▼▼▼

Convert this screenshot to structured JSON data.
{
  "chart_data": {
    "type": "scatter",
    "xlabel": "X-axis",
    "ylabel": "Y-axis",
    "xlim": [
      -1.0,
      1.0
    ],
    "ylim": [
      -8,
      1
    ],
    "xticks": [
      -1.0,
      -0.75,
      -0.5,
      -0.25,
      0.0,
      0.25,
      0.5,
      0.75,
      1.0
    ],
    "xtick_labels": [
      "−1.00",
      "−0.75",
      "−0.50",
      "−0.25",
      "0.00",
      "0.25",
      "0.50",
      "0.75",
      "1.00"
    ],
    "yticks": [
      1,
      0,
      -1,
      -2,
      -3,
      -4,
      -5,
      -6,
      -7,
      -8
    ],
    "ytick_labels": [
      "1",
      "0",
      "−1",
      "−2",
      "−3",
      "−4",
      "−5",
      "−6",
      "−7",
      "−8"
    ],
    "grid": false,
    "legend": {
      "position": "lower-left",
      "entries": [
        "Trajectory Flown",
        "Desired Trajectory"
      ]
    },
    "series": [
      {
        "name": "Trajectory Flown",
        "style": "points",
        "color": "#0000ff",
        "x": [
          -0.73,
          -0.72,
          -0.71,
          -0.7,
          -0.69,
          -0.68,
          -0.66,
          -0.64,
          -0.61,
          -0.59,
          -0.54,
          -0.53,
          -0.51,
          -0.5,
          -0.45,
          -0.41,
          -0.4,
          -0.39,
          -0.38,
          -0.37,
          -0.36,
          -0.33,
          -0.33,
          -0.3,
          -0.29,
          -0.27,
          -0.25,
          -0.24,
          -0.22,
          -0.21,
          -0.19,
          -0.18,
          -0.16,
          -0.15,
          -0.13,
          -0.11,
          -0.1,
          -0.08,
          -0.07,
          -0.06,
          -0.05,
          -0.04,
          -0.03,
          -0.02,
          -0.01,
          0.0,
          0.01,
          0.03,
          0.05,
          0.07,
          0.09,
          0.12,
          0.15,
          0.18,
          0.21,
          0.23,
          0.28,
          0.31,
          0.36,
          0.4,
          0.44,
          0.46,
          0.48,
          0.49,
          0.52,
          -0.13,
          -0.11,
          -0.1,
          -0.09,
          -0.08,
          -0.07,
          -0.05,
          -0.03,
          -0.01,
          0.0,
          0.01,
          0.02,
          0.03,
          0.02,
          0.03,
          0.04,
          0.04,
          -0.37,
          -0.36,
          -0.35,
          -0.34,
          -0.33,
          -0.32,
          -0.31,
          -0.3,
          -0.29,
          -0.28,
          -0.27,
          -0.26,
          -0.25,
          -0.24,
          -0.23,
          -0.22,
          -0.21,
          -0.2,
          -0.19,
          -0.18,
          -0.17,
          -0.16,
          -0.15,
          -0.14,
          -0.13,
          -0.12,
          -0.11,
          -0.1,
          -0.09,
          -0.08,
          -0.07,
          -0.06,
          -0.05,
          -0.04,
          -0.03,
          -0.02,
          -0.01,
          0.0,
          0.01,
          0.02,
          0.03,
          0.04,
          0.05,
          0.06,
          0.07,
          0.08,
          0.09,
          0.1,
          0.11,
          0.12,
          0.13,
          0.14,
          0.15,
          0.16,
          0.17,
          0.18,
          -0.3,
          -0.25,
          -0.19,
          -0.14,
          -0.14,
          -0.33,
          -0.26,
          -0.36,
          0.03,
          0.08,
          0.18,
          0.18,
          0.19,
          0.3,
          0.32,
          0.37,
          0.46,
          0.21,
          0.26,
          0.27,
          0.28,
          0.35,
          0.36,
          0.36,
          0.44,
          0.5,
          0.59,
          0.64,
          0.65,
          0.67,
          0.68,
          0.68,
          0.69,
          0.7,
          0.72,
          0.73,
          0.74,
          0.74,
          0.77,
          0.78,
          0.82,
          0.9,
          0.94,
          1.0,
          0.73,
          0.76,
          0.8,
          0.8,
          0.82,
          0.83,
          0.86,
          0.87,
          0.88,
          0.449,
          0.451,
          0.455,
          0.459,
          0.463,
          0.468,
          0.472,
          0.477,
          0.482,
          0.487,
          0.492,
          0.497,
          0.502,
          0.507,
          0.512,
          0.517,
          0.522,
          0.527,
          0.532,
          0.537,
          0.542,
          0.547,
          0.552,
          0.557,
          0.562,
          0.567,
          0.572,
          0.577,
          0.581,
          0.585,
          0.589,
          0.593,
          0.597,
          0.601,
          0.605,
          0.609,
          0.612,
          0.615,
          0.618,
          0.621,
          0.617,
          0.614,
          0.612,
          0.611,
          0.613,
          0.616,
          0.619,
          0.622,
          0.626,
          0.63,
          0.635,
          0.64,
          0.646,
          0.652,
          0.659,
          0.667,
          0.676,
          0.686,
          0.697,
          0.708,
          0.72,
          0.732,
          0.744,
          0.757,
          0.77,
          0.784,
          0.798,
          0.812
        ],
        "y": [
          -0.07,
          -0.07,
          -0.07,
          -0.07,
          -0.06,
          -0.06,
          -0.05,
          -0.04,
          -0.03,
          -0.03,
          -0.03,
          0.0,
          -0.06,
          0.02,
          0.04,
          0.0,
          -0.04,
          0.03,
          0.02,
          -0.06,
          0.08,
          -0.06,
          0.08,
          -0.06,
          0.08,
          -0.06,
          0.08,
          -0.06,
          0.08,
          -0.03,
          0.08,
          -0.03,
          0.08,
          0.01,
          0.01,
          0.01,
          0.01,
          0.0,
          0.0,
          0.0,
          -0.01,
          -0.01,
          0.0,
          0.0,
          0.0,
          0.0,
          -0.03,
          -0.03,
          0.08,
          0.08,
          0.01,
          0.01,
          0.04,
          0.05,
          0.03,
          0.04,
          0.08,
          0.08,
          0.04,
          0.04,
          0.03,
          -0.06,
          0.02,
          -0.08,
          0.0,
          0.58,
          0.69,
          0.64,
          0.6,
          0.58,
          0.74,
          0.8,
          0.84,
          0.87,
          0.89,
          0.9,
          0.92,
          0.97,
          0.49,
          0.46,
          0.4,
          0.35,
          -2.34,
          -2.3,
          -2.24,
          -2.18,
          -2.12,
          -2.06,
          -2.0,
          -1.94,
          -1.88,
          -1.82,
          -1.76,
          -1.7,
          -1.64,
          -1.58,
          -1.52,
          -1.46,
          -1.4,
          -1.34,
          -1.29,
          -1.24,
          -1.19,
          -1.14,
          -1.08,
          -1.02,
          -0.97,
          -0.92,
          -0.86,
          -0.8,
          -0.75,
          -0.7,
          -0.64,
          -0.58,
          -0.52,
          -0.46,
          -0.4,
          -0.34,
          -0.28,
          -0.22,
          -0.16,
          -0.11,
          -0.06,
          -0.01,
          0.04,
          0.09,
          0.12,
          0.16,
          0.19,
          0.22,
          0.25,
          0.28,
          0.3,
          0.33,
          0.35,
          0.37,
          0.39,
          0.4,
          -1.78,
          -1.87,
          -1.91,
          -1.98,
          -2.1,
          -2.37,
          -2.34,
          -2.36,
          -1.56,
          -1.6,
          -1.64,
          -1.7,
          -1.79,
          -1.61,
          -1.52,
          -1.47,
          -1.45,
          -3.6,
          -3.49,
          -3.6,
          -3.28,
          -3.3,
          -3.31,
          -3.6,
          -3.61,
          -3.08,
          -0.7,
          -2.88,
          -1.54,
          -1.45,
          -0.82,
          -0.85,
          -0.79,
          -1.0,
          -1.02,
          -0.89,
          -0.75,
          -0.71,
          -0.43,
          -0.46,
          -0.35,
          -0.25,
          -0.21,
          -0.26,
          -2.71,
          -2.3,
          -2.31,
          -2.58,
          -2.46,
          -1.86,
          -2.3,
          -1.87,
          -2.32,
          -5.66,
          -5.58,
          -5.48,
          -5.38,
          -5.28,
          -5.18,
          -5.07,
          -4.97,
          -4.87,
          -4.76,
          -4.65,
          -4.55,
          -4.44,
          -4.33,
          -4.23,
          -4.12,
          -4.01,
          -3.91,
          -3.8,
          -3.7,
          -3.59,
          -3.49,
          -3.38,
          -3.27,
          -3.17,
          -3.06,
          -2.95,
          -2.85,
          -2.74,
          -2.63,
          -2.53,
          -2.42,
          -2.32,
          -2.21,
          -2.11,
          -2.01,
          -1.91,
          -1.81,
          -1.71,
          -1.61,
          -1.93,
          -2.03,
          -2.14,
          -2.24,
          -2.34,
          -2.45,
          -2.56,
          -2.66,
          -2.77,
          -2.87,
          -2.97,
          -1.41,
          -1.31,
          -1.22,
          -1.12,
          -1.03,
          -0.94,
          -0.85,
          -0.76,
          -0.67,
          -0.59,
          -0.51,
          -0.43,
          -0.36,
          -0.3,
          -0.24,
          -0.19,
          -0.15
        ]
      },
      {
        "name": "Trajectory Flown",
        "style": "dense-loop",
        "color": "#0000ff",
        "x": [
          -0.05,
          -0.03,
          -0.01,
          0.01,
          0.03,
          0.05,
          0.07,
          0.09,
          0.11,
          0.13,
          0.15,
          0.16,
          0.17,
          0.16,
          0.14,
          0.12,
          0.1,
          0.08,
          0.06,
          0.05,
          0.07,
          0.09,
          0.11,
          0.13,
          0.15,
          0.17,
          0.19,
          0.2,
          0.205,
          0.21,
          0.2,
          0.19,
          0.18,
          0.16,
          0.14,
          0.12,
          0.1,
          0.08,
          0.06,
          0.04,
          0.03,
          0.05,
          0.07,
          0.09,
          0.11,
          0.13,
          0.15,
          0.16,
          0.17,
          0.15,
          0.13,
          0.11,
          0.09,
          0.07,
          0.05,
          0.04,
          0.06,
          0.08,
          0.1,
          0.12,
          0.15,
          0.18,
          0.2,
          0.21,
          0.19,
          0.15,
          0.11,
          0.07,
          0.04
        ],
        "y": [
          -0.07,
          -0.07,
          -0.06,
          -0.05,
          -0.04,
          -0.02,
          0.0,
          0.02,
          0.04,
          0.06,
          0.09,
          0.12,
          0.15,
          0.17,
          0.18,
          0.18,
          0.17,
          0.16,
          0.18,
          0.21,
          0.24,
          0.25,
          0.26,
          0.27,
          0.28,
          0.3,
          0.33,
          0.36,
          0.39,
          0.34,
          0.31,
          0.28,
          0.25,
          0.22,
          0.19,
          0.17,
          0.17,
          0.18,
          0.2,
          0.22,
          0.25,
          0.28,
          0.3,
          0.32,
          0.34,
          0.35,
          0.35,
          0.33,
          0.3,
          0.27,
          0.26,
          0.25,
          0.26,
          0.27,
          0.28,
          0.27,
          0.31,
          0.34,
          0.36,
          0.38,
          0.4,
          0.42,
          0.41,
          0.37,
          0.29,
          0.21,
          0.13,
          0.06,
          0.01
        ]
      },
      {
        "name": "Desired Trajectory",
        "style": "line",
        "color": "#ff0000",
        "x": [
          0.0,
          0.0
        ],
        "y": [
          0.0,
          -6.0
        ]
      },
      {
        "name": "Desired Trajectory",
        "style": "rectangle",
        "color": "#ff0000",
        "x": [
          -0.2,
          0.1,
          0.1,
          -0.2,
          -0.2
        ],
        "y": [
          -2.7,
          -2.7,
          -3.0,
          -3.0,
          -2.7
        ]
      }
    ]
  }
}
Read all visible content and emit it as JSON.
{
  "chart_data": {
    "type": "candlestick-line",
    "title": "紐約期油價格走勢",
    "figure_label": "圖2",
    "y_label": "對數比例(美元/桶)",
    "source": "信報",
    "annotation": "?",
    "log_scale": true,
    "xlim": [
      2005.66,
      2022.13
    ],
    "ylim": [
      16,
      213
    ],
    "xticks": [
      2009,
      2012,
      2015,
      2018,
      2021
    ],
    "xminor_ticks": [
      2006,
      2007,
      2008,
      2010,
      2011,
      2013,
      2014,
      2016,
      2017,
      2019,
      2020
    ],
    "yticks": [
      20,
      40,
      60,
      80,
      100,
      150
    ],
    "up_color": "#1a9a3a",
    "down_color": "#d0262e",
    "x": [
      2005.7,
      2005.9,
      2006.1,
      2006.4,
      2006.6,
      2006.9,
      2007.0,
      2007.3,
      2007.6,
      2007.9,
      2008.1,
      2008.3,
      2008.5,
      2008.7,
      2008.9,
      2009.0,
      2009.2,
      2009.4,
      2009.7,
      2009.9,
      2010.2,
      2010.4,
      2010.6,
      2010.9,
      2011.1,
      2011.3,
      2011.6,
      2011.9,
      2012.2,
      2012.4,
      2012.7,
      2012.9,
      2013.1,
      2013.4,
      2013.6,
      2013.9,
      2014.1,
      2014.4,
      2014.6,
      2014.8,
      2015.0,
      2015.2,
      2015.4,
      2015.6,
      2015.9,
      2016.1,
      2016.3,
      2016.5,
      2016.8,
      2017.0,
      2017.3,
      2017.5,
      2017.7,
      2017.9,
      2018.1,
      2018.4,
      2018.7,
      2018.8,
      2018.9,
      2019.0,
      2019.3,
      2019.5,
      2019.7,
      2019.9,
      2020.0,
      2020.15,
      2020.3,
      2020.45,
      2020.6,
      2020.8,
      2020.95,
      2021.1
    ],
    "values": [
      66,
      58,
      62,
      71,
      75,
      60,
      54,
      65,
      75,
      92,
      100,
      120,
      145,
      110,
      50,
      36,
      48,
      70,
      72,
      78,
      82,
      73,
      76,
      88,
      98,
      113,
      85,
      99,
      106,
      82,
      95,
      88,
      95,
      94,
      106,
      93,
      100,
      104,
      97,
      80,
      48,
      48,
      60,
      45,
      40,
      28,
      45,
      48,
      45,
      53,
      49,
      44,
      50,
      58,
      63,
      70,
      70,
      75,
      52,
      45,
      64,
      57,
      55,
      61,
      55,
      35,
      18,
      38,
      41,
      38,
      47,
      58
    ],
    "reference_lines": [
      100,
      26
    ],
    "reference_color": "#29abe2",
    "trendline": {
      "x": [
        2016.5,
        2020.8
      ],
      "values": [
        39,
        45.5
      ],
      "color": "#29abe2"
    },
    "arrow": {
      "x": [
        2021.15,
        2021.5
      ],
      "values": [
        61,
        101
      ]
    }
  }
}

▲▲▲

• Stated goal
Go through the listing above and pull out each line containing the word "style".

• Written solution
        "style": "points",
        "style": "dense-loop",
        "style": "line",
        "style": "rectangle",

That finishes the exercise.